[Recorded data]

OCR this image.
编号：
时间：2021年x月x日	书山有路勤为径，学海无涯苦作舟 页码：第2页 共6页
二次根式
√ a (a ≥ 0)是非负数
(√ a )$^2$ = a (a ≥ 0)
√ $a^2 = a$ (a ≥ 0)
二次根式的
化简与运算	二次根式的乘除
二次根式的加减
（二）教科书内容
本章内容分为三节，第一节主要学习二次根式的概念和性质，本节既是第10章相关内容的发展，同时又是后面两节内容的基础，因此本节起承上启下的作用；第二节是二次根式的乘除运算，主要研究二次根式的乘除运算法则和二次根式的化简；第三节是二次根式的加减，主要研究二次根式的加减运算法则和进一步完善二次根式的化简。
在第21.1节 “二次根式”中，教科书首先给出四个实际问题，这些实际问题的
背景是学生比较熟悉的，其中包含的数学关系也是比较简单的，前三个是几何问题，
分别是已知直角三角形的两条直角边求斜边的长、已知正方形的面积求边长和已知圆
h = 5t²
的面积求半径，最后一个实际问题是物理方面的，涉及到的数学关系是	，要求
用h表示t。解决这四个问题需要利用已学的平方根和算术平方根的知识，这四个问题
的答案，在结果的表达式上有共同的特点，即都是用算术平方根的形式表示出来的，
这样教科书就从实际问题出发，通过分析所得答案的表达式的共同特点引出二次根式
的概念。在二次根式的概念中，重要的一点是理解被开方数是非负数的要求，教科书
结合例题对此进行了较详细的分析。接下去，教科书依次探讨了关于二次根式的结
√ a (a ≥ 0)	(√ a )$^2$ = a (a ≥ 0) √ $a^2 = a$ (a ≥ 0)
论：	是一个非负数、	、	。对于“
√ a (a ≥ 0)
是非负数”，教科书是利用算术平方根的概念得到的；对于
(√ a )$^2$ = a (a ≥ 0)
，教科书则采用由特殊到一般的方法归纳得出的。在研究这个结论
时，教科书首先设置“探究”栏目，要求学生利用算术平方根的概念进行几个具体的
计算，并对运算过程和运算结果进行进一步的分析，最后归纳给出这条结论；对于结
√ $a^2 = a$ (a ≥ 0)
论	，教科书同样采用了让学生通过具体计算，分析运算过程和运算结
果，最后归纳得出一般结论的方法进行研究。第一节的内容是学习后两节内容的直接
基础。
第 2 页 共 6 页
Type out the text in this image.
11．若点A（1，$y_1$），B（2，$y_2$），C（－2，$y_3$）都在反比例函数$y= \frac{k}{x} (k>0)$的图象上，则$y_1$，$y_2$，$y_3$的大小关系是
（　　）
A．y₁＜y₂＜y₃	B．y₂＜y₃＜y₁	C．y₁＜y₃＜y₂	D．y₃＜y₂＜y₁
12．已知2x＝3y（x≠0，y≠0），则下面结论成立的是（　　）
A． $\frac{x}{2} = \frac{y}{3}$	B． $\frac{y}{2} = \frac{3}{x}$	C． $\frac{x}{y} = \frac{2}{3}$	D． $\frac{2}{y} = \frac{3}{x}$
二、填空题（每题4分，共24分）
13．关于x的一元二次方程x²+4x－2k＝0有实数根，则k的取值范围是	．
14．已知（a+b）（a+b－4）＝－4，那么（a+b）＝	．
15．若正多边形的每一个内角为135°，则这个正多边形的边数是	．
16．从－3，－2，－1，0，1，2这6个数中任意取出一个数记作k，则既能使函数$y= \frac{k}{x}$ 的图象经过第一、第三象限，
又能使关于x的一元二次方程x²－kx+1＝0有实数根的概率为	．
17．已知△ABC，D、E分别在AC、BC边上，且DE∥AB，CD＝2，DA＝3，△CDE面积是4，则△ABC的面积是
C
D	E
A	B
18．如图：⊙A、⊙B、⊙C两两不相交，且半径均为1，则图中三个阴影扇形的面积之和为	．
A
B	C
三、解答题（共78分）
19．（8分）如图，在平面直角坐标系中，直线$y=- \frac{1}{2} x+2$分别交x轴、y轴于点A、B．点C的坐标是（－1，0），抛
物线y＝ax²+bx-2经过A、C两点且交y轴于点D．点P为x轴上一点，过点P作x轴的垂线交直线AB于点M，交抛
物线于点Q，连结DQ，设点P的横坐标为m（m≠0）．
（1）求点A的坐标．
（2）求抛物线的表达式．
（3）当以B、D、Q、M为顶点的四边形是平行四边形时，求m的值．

> _GIVEN REQUEST_
Retype all of the material above with every character intact.

> _EXERCISE SOLUTION_
OCR this image.
编号：
时间：2021年x月x日	书山有路勤为径，学海无涯苦作舟 页码：第2页 共6页
二次根式
√ a (a ≥ 0)是非负数
(√ a )$^2$ = a (a ≥ 0)
√ $a^2 = a$ (a ≥ 0)
二次根式的
化简与运算	二次根式的乘除
二次根式的加减
（二）教科书内容
本章内容分为三节，第一节主要学习二次根式的概念和性质，本节既是第10章相关内容的发展，同时又是后面两节内容的基础，因此本节起承上启下的作用；第二节是二次根式的乘除运算，主要研究二次根式的乘除运算法则和二次根式的化简；第三节是二次根式的加减，主要研究二次根式的加减运算法则和进一步完善二次根式的化简。
在第21.1节 “二次根式”中，教科书首先给出四个实际问题，这些实际问题的
背景是学生比较熟悉的，其中包含的数学关系也是比较简单的，前三个是几何问题，
分别是已知直角三角形的两条直角边求斜边的长、已知正方形的面积求边长和已知圆
h = 5t²
的面积求半径，最后一个实际问题是物理方面的，涉及到的数学关系是	，要求
用h表示t。解决这四个问题需要利用已学的平方根和算术平方根的知识，这四个问题
的答案，在结果的表达式上有共同的特点，即都是用算术平方根的形式表示出来的，
这样教科书就从实际问题出发，通过分析所得答案的表达式的共同特点引出二次根式
的概念。在二次根式的概念中，重要的一点是理解被开方数是非负数的要求，教科书
结合例题对此进行了较详细的分析。接下去，教科书依次探讨了关于二次根式的结
√ a (a ≥ 0)	(√ a )$^2$ = a (a ≥ 0) √ $a^2 = a$ (a ≥ 0)
论：	是一个非负数、	、	。对于“
√ a (a ≥ 0)
是非负数”，教科书是利用算术平方根的概念得到的；对于
(√ a )$^2$ = a (a ≥ 0)
，教科书则采用由特殊到一般的方法归纳得出的。在研究这个结论
时，教科书首先设置“探究”栏目，要求学生利用算术平方根的概念进行几个具体的
计算，并对运算过程和运算结果进行进一步的分析，最后归纳给出这条结论；对于结
√ $a^2 = a$ (a ≥ 0)
论	，教科书同样采用了让学生通过具体计算，分析运算过程和运算结
果，最后归纳得出一般结论的方法进行研究。第一节的内容是学习后两节内容的直接
基础。
第 2 页 共 6 页
Type out the text in this image.
11．若点A（1，$y_1$），B（2，$y_2$），C（－2，$y_3$）都在反比例函数$y= \frac{k}{x} (k>0)$的图象上，则$y_1$，$y_2$，$y_3$的大小关系是
（　　）
A．y₁＜y₂＜y₃	B．y₂＜y₃＜y₁	C．y₁＜y₃＜y₂	D．y₃＜y₂＜y₁
12．已知2x＝3y（x≠0，y≠0），则下面结论成立的是（　　）
A． $\frac{x}{2} = \frac{y}{3}$	B． $\frac{y}{2} = \frac{3}{x}$	C． $\frac{x}{y} = \frac{2}{3}$	D． $\frac{2}{y} = \frac{3}{x}$
二、填空题（每题4分，共24分）
13．关于x的一元二次方程x²+4x－2k＝0有实数根，则k的取值范围是	．
14．已知（a+b）（a+b－4）＝－4，那么（a+b）＝	．
15．若正多边形的每一个内角为135°，则这个正多边形的边数是	．
16．从－3，－2，－1，0，1，2这6个数中任意取出一个数记作k，则既能使函数$y= \frac{k}{x}$ 的图象经过第一、第三象限，
又能使关于x的一元二次方程x²－kx+1＝0有实数根的概率为	．
17．已知△ABC，D、E分别在AC、BC边上，且DE∥AB，CD＝2，DA＝3，△CDE面积是4，则△ABC的面积是
C
D	E
A	B
18．如图：⊙A、⊙B、⊙C两两不相交，且半径均为1，则图中三个阴影扇形的面积之和为	．
A
B	C
三、解答题（共78分）
19．（8分）如图，在平面直角坐标系中，直线$y=- \frac{1}{2} x+2$分别交x轴、y轴于点A、B．点C的坐标是（－1，0），抛
物线y＝ax²+bx-2经过A、C两点且交y轴于点D．点P为x轴上一点，过点P作x轴的垂线交直线AB于点M，交抛
物线于点Q，连结DQ，设点P的横坐标为m（m≠0）．
（1）求点A的坐标．
（2）求抛物线的表达式．
（3）当以B、D、Q、M为顶点的四边形是平行四边形时，求m的值．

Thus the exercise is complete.